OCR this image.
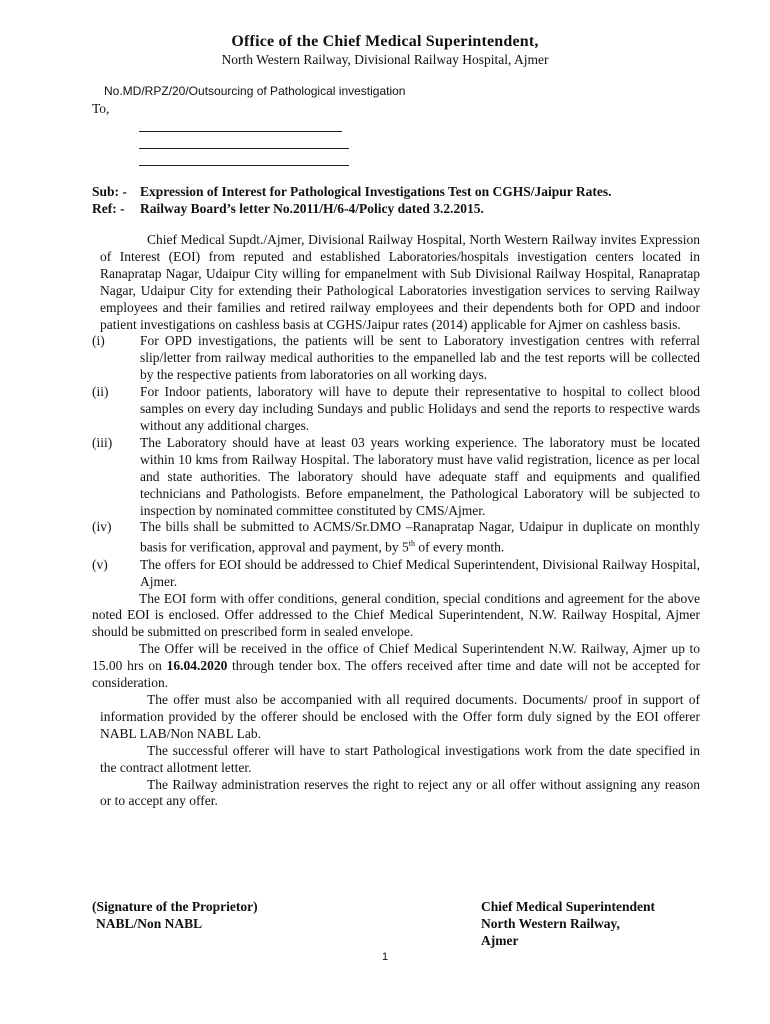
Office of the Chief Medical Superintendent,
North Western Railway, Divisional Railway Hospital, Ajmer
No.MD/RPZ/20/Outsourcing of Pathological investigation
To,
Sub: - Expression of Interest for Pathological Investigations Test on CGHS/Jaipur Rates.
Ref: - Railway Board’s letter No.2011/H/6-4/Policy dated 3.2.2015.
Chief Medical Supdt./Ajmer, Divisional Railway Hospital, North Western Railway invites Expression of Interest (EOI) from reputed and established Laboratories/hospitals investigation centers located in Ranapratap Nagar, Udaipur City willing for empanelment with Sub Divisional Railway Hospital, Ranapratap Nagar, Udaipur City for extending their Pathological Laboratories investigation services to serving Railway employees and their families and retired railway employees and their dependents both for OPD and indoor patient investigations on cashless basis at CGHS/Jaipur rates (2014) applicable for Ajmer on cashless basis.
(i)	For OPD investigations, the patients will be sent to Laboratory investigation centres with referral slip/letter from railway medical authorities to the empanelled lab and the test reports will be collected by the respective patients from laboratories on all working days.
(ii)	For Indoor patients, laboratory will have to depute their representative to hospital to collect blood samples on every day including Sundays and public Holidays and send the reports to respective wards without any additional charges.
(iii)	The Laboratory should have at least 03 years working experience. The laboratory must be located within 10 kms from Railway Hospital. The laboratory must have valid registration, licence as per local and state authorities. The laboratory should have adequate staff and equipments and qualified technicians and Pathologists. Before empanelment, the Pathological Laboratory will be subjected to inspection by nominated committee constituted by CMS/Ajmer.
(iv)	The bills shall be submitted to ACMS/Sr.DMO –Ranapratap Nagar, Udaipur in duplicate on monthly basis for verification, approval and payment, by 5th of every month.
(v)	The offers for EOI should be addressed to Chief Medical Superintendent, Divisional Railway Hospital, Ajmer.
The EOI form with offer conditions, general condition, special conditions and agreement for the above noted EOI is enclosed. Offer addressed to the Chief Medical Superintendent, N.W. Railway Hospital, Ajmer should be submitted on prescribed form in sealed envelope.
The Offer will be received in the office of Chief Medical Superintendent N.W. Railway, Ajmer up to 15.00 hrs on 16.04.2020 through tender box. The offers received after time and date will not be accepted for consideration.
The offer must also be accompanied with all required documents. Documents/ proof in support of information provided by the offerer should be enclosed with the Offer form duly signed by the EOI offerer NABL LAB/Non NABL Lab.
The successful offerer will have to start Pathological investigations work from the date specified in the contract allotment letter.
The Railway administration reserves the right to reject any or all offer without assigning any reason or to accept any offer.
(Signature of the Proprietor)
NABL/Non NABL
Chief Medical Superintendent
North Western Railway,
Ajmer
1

...

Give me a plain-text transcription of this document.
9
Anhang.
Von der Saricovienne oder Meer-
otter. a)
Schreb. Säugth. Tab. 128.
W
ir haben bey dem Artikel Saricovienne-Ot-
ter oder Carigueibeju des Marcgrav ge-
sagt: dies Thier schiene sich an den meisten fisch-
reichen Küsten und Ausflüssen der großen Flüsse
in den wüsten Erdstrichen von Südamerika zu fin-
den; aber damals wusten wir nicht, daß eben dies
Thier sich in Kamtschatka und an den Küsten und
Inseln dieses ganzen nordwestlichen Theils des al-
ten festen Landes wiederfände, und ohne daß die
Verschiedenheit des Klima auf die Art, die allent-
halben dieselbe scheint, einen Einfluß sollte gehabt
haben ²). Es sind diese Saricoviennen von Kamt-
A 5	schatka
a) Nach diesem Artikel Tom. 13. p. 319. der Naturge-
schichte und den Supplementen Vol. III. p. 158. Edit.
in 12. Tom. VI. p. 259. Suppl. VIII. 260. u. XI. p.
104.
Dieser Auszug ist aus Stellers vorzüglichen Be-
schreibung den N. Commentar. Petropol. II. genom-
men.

* [TASK DIRECTIONS]
Scan the material above for lines that contain the string "North", and copy each such line.

* [EXPECTED ANSWER]
North Western Railway, Divisional Railway Hospital, Ajmer
Chief Medical Supdt./Ajmer, Divisional Railway Hospital, North Western Railway invites Expression of Interest (EOI) from reputed and established Laboratories/hospitals investigation centers located in Ranapratap Nagar, Udaipur City willing for empanelment with Sub Divisional Railway Hospital, Ranapratap Nagar, Udaipur City for extending their Pathological Laboratories investigation services to serving Railway employees and their families and retired railway employees and their dependents both for OPD and indoor patient investigations on cashless basis at CGHS/Jaipur rates (2014) applicable for Ajmer on cashless basis.
North Western Railway,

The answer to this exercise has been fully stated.